[Begin]

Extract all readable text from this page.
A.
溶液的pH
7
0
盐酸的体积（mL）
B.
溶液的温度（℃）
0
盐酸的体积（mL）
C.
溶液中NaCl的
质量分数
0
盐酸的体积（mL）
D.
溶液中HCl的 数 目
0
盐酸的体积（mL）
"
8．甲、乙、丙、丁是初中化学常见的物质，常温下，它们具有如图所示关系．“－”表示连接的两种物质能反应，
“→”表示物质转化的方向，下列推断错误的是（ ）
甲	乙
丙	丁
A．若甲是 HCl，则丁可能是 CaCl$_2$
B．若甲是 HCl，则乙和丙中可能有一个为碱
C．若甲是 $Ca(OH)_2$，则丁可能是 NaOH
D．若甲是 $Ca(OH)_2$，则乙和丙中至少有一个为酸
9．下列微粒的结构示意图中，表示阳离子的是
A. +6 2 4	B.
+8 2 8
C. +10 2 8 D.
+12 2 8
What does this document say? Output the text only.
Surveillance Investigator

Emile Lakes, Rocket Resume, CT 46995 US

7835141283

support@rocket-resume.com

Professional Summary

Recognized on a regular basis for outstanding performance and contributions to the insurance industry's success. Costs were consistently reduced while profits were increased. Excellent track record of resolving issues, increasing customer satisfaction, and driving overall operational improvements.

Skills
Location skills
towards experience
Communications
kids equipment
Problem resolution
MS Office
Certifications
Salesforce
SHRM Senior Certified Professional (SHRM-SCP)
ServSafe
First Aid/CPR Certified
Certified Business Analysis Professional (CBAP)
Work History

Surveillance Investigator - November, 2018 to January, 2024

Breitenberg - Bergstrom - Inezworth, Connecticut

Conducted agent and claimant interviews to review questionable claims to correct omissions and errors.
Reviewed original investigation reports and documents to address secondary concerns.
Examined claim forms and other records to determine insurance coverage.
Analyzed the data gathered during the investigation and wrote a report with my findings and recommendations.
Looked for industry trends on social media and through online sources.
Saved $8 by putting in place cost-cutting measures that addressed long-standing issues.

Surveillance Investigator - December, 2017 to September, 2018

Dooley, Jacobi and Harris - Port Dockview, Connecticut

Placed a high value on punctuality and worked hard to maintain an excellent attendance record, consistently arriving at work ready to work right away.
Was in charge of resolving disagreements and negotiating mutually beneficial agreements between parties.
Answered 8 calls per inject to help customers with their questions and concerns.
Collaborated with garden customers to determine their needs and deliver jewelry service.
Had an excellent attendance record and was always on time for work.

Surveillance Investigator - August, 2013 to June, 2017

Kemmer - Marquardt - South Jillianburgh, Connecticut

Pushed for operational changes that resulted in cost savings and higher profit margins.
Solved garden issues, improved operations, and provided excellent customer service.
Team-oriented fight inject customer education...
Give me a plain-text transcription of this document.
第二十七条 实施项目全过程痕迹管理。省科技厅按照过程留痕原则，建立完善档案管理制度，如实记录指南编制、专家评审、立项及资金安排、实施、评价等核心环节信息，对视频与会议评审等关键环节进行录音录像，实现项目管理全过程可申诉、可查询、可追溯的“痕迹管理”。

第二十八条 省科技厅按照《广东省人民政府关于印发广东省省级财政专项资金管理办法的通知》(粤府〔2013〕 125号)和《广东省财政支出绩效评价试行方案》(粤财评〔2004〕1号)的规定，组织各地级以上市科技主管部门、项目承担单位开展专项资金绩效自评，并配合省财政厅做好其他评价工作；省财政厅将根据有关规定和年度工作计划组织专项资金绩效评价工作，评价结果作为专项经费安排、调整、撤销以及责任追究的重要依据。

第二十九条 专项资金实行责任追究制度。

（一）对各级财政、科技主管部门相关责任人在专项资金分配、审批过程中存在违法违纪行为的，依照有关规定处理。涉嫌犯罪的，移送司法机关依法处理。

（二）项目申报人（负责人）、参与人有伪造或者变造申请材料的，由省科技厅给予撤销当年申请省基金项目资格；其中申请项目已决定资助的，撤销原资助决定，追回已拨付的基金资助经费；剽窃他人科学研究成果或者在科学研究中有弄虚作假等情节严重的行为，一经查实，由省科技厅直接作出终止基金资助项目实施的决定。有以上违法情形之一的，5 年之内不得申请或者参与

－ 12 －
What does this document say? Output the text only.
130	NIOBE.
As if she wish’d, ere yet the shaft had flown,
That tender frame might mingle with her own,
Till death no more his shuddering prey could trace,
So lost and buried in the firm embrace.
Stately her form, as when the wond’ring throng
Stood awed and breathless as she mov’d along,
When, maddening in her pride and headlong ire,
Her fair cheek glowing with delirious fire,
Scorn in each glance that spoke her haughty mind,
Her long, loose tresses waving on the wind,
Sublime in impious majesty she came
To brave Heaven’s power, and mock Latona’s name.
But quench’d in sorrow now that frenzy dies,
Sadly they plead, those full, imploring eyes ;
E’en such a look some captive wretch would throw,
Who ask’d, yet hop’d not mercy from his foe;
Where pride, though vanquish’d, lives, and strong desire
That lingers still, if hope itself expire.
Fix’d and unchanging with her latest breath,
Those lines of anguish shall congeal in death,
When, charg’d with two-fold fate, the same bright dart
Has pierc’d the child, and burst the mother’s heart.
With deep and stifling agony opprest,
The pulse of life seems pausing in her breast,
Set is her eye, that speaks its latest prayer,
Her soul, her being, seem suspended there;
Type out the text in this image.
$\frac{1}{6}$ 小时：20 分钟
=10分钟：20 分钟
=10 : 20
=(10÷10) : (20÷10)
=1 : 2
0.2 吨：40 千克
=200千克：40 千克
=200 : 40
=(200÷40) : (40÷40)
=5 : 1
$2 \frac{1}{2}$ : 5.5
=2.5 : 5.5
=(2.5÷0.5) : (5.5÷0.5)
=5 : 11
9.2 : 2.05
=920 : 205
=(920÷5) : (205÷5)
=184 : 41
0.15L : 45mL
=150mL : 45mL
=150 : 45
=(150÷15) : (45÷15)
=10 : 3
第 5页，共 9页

[End]

Every line of the data above should be reproduced word for word.

Extract all readable text from this page.
A.
溶液的pH
7
0
盐酸的体积（mL）
B.
溶液的温度（℃）
0
盐酸的体积（mL）
C.
溶液中NaCl的
质量分数
0
盐酸的体积（mL）
D.
溶液中HCl的 数 目
0
盐酸的体积（mL）
"
8．甲、乙、丙、丁是初中化学常见的物质，常温下，它们具有如图所示关系．“－”表示连接的两种物质能反应，
“→”表示物质转化的方向，下列推断错误的是（ ）
甲	乙
丙	丁
A．若甲是 HCl，则丁可能是 CaCl$_2$
B．若甲是 HCl，则乙和丙中可能有一个为碱
C．若甲是 $Ca(OH)_2$，则丁可能是 NaOH
D．若甲是 $Ca(OH)_2$，则乙和丙中至少有一个为酸
9．下列微粒的结构示意图中，表示阳离子的是
A. +6 2 4	B.
+8 2 8
C. +10 2 8 D.
+12 2 8
What does this document say? Output the text only.
Surveillance Investigator

Emile Lakes, Rocket Resume, CT 46995 US

7835141283

support@rocket-resume.com

Professional Summary

Recognized on a regular basis for outstanding performance and contributions to the insurance industry's success. Costs were consistently reduced while profits were increased. Excellent track record of resolving issues, increasing customer satisfaction, and driving overall operational improvements.

Skills
Location skills
towards experience
Communications
kids equipment
Problem resolution
MS Office
Certifications
Salesforce
SHRM Senior Certified Professional (SHRM-SCP)
ServSafe
First Aid/CPR Certified
Certified Business Analysis Professional (CBAP)
Work History

Surveillance Investigator - November, 2018 to January, 2024

Breitenberg - Bergstrom - Inezworth, Connecticut

Conducted agent and claimant interviews to review questionable claims to correct omissions and errors.
Reviewed original investigation reports and documents to address secondary concerns.
Examined claim forms and other records to determine insurance coverage.
Analyzed the data gathered during the investigation and wrote a report with my findings and recommendations.
Looked for industry trends on social media and through online sources.
Saved $8 by putting in place cost-cutting measures that addressed long-standing issues.

Surveillance Investigator - December, 2017 to September, 2018

Dooley, Jacobi and Harris - Port Dockview, Connecticut

Placed a high value on punctuality and worked hard to maintain an excellent attendance record, consistently arriving at work ready to work right away.
Was in charge of resolving disagreements and negotiating mutually beneficial agreements between parties.
Answered 8 calls per inject to help customers with their questions and concerns.
Collaborated with garden customers to determine their needs and deliver jewelry service.
Had an excellent attendance record and was always on time for work.

Surveillance Investigator - August, 2013 to June, 2017

Kemmer - Marquardt - South Jillianburgh, Connecticut

Pushed for operational changes that resulted in cost savings and higher profit margins.
Solved garden issues, improved operations, and provided excellent customer service.
Team-oriented fight inject customer education...
Give me a plain-text transcription of this document.
第二十七条 实施项目全过程痕迹管理。省科技厅按照过程留痕原则，建立完善档案管理制度，如实记录指南编制、专家评审、立项及资金安排、实施、评价等核心环节信息，对视频与会议评审等关键环节进行录音录像，实现项目管理全过程可申诉、可查询、可追溯的“痕迹管理”。

第二十八条 省科技厅按照《广东省人民政府关于印发广东省省级财政专项资金管理办法的通知》(粤府〔2013〕 125号)和《广东省财政支出绩效评价试行方案》(粤财评〔2004〕1号)的规定，组织各地级以上市科技主管部门、项目承担单位开展专项资金绩效自评，并配合省财政厅做好其他评价工作；省财政厅将根据有关规定和年度工作计划组织专项资金绩效评价工作，评价结果作为专项经费安排、调整、撤销以及责任追究的重要依据。

第二十九条 专项资金实行责任追究制度。

（一）对各级财政、科技主管部门相关责任人在专项资金分配、审批过程中存在违法违纪行为的，依照有关规定处理。涉嫌犯罪的，移送司法机关依法处理。

（二）项目申报人（负责人）、参与人有伪造或者变造申请材料的，由省科技厅给予撤销当年申请省基金项目资格；其中申请项目已决定资助的，撤销原资助决定，追回已拨付的基金资助经费；剽窃他人科学研究成果或者在科学研究中有弄虚作假等情节严重的行为，一经查实，由省科技厅直接作出终止基金资助项目实施的决定。有以上违法情形之一的，5 年之内不得申请或者参与

－ 12 －
What does this document say? Output the text only.
130	NIOBE.
As if she wish’d, ere yet the shaft had flown,
That tender frame might mingle with her own,
Till death no more his shuddering prey could trace,
So lost and buried in the firm embrace.
Stately her form, as when the wond’ring throng
Stood awed and breathless as she mov’d along,
When, maddening in her pride and headlong ire,
Her fair cheek glowing with delirious fire,
Scorn in each glance that spoke her haughty mind,
Her long, loose tresses waving on the wind,
Sublime in impious majesty she came
To brave Heaven’s power, and mock Latona’s name.
But quench’d in sorrow now that frenzy dies,
Sadly they plead, those full, imploring eyes ;
E’en such a look some captive wretch would throw,
Who ask’d, yet hop’d not mercy from his foe;
Where pride, though vanquish’d, lives, and strong desire
That lingers still, if hope itself expire.
Fix’d and unchanging with her latest breath,
Those lines of anguish shall congeal in death,
When, charg’d with two-fold fate, the same bright dart
Has pierc’d the child, and burst the mother’s heart.
With deep and stifling agony opprest,
The pulse of life seems pausing in her breast,
Set is her eye, that speaks its latest prayer,
Her soul, her being, seem suspended there;
Type out the text in this image.
$\frac{1}{6}$ 小时：20 分钟
=10分钟：20 分钟
=10 : 20
=(10÷10) : (20÷10)
=1 : 2
0.2 吨：40 千克
=200千克：40 千克
=200 : 40
=(200÷40) : (40÷40)
=5 : 1
$2 \frac{1}{2}$ : 5.5
=2.5 : 5.5
=(2.5÷0.5) : (5.5÷0.5)
=5 : 11
9.2 : 2.05
=920 : 205
=(920÷5) : (205÷5)
=184 : 41
0.15L : 45mL
=150mL : 45mL
=150 : 45
=(150÷15) : (45÷15)
=10 : 3
第 5页，共 9页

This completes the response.